*** TEXT EXCERPT ***

Richard George Jardin, Jr. v. Commissioner., United States Tax Court - Memorandum Decision, T.C. Memo. 1991-627, Docket No. 20221-90., Filed December 17, 1991
Richard George Jardin, Jr. v. Commissioner.
United States Tax Court - Memorandum Decision
T.C. Memo. 1991-627
Docket No. 20221-90.
Filed December 17, 1991.
Richard George Jardin, Jr., pro se. Alan S. Beinhorn, for the respondent.
GUSSIS, Special Trial Judge: This case is before the Court on respondent's motion to dismiss for failure to state a claim for relief pursuant to Rule 40 and for damages (now designated as a penalty) under section 6673. See sec. 7443(A)(b)(4). All section references are to the Internal Revenue Code as in effect for the years in issue. All Rule references are to the Tax Court Rules of Practice and Procedure.
Respondent issued statutory notices of deficiency to petitioner on June 8, 1990 for the taxable years 1985, 1986, and 1987. As adjusted, the deficiencies and additions to tax determined are as follows:
* 50 percent of the interest due on the full amount of the underpayment.
Petitioner was a resident of Orangevale, California, at the time the petition herein was filed.
Respondent's determination was based on petitioner's failure to report wage income in each of the years 1985, 1986, and 1987 and the additions to tax set forth above. In his petition filed September 10, 1990, petitioner disagreed with the determinations for reasons outlined in two letters which did little more than proclaim the now familiar and oft-rejected tax protester arguments. The arguments recite an unfocused disagreement based on constitutional grounds with certain aspects of the national agenda, which petitioner no longer supports, and dissatisfaction with certain national policies which petitioner vehemently opposes. Arguments of this tenor have been repeatedly rejected by this Court and we perceive no need to discuss them again. See generally Rowlee v. Commissioner [Dec. 40,228], 80 T.C. 1111 (1983). In any event, none of these arguments absolves petitioner from his obligations under the Code. It is clear that petitioner is subject to the income tax laws and statutory requirements to file timely returns. At the hearing on this motion, petitioner filed an amended petition with the Court in a purported response to respondent's motion to dismiss, and he also stated that he was withdrawing his earlier arguments.

*** DATA PROVIDED ***

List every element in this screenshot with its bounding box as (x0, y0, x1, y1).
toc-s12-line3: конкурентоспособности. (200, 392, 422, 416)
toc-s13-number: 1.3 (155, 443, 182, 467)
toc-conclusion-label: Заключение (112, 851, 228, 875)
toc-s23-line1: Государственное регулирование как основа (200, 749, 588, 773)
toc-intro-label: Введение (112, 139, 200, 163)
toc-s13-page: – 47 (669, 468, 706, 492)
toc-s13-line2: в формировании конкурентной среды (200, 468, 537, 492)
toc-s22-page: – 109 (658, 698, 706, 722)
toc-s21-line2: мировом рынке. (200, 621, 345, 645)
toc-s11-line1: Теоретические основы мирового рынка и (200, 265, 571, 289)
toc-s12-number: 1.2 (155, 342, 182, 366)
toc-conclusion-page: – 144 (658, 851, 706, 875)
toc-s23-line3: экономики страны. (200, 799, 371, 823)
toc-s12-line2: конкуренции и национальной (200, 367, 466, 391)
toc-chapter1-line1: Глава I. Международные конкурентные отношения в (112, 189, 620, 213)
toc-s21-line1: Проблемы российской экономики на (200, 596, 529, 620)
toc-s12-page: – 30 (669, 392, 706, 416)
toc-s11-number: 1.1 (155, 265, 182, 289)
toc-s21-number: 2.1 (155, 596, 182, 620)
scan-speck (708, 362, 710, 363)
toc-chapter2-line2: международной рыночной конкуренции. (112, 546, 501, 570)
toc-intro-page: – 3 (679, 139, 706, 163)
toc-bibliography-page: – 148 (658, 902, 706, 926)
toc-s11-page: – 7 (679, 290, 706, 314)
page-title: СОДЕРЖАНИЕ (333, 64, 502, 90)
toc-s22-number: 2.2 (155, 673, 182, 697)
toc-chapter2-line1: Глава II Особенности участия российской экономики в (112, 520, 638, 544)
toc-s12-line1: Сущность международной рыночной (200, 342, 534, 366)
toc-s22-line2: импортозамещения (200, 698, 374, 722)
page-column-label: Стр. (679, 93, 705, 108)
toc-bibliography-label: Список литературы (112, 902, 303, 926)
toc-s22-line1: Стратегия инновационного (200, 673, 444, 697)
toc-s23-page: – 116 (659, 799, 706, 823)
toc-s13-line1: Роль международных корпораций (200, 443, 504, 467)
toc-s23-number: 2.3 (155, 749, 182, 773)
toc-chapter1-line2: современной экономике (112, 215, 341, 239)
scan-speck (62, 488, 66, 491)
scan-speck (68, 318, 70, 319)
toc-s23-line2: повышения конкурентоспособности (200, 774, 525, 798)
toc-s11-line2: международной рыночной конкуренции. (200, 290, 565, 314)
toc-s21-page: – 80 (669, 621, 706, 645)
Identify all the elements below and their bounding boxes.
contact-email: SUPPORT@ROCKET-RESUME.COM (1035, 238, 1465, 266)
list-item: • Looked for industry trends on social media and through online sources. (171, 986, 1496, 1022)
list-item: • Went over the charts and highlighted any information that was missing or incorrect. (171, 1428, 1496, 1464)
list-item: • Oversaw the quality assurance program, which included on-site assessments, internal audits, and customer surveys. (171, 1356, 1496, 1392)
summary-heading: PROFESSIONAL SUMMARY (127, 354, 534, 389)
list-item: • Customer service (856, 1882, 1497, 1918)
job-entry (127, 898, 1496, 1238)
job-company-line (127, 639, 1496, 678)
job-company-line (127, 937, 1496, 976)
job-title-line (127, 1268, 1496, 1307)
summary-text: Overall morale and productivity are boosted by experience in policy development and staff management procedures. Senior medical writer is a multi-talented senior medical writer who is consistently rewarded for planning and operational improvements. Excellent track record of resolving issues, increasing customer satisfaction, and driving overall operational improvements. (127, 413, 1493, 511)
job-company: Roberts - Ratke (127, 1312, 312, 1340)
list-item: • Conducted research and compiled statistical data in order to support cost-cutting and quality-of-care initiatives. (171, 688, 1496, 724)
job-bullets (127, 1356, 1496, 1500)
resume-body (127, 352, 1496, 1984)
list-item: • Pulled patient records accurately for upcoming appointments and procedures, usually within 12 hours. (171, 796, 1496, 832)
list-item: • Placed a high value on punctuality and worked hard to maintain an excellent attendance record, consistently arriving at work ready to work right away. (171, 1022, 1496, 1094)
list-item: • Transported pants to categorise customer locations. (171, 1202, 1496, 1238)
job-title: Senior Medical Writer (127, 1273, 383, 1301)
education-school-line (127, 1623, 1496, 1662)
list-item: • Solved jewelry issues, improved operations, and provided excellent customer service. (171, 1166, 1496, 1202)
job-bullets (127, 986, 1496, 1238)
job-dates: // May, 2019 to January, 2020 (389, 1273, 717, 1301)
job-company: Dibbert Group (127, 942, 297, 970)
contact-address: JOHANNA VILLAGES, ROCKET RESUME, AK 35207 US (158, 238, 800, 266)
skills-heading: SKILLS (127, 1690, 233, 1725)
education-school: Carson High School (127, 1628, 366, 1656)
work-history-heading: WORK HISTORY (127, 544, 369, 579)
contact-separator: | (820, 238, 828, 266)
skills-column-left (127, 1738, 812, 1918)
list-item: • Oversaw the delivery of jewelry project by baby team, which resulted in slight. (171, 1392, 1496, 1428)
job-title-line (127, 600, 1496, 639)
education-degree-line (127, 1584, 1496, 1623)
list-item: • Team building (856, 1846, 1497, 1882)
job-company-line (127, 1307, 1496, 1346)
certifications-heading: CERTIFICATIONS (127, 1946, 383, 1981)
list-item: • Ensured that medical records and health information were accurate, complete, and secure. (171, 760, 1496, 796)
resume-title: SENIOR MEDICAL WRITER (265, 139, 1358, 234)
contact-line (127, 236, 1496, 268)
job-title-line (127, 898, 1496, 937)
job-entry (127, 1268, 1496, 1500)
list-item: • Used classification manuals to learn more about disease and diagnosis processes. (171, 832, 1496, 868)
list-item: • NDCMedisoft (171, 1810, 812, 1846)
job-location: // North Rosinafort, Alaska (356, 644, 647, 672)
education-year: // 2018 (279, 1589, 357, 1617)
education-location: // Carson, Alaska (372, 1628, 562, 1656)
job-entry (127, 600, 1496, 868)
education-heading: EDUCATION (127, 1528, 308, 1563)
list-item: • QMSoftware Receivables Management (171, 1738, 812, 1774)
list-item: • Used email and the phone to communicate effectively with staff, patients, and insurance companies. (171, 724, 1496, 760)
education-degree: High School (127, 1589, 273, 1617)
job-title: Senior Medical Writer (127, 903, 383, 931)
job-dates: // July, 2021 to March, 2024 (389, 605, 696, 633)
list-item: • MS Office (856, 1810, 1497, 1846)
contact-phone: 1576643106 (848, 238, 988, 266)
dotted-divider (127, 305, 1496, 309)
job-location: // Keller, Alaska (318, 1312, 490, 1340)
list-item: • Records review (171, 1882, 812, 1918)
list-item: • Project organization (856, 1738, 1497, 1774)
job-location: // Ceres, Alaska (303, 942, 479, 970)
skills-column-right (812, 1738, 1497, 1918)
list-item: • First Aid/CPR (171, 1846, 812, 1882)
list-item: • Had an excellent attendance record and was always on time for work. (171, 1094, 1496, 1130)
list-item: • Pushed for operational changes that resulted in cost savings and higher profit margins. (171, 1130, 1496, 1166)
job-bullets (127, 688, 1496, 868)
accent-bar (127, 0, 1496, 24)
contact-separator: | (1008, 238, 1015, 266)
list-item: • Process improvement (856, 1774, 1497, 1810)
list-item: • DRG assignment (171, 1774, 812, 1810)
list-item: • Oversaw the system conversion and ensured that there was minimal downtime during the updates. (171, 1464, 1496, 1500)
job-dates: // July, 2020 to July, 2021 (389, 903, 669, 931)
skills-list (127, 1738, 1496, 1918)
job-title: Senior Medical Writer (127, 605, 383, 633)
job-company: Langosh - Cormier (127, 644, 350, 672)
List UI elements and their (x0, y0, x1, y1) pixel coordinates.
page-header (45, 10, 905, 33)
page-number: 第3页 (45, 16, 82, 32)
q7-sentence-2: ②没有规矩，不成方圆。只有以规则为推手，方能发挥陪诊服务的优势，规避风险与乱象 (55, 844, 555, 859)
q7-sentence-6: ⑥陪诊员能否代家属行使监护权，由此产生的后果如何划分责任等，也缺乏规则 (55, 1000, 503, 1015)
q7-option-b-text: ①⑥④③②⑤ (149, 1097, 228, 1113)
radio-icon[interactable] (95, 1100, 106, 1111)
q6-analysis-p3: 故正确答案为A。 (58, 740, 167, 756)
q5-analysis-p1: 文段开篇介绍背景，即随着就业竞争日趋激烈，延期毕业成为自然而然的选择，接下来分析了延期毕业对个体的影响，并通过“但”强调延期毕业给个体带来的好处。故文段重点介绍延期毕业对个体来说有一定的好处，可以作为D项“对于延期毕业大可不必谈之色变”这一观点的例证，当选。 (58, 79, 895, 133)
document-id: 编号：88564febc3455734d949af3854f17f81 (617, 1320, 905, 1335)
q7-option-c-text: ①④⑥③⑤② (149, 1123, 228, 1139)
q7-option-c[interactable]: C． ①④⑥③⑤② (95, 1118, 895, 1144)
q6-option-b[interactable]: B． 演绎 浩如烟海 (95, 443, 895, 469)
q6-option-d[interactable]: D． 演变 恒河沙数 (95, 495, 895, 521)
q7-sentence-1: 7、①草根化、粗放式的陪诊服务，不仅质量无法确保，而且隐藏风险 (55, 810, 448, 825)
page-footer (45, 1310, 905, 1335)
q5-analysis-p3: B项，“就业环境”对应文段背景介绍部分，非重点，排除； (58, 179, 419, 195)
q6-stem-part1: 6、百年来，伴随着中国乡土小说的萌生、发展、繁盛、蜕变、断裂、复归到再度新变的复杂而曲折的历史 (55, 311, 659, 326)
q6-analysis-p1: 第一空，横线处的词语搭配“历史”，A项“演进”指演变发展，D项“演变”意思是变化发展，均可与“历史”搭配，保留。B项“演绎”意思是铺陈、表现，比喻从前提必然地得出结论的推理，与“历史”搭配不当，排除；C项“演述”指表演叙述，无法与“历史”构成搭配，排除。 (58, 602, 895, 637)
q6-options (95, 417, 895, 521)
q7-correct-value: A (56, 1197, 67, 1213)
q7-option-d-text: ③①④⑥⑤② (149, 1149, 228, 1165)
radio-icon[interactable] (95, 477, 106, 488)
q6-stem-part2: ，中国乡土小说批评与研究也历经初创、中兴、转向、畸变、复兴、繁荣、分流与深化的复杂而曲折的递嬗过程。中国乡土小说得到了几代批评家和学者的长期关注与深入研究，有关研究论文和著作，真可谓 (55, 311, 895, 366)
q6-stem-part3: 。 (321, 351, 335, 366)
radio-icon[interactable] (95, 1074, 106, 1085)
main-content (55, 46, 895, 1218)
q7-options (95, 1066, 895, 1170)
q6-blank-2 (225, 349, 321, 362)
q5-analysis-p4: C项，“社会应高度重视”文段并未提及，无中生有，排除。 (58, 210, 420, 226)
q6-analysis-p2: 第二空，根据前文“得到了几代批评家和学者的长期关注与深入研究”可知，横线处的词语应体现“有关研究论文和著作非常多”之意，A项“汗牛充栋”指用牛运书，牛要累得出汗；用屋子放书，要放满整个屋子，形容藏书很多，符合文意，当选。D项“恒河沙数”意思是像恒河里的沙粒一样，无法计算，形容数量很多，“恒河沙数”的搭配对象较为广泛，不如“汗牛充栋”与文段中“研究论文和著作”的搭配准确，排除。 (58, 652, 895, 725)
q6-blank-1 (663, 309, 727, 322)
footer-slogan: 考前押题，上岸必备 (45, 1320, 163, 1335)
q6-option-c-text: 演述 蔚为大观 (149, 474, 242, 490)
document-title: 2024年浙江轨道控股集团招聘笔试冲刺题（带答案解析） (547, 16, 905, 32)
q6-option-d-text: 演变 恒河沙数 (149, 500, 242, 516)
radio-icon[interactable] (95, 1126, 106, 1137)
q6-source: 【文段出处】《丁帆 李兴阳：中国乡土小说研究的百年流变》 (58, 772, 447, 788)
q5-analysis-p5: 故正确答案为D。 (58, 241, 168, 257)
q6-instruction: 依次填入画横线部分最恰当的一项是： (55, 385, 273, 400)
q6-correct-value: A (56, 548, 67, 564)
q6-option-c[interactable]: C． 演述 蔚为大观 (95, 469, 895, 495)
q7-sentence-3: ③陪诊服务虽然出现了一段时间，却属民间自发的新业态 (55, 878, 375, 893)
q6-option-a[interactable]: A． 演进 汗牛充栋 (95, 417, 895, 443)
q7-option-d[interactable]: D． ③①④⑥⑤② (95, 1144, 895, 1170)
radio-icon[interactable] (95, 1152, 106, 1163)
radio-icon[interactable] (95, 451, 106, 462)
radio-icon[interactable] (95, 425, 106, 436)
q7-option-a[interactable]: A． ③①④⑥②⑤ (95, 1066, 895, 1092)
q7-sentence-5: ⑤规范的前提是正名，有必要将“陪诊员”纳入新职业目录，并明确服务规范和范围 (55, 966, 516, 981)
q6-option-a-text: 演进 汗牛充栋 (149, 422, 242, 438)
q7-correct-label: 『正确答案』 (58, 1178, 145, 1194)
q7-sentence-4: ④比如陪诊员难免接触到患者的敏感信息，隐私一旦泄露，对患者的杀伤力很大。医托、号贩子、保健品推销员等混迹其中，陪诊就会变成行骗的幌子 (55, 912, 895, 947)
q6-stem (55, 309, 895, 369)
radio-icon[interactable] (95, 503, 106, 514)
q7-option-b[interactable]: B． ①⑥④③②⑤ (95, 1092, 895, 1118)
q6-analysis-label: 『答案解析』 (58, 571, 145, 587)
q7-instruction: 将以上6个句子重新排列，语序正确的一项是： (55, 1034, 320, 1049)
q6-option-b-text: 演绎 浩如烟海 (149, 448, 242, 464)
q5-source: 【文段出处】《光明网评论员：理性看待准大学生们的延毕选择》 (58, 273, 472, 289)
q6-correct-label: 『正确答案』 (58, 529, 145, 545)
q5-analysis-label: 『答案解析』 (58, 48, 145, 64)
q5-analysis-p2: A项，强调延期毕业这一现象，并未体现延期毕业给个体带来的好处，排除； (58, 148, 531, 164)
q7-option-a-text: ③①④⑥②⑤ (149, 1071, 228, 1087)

***

* REQUIREMENT 1
In the tax court decision, where did the petitioner live when the petition was filed?
* REQUIREMENT 2
Continue the tax court decision from its last sentence.

* ANSWER BOX 1
Orangevale, California.

* ANSWER BOX 2
However, petitioner fails to raise any issue in his assignments of error in the amended petition within the meaning of Rule 34(b). Rule 34(b)(4) requires that the petition shall contain clear and concise assignments of each and every error which petitioner alleges to have been committed by respondent in the determination of the deficiency and additions to tax in dispute. Rule 34(b)(5) requires that the petition shall contain clear and concise lettered statements of the facts on which petitioner bases the assignments of error. The amended petition filed herein alleges no justiciable error with respect to respondent's determination and no justiciable facts in support thereof. Petitioner does little more than engage in a garbled and misguided exercise in statutory interpretation which has no conceivable application to the case before us. Briefly, petitioner argues that respondent has made an erroneous assessment of estimated income tax in violation of the statute and that this purported violation somehow vitiates the entire determination of deficiencies and additions to tax for the years involved. We unhesitatingly reject the argument as without merit.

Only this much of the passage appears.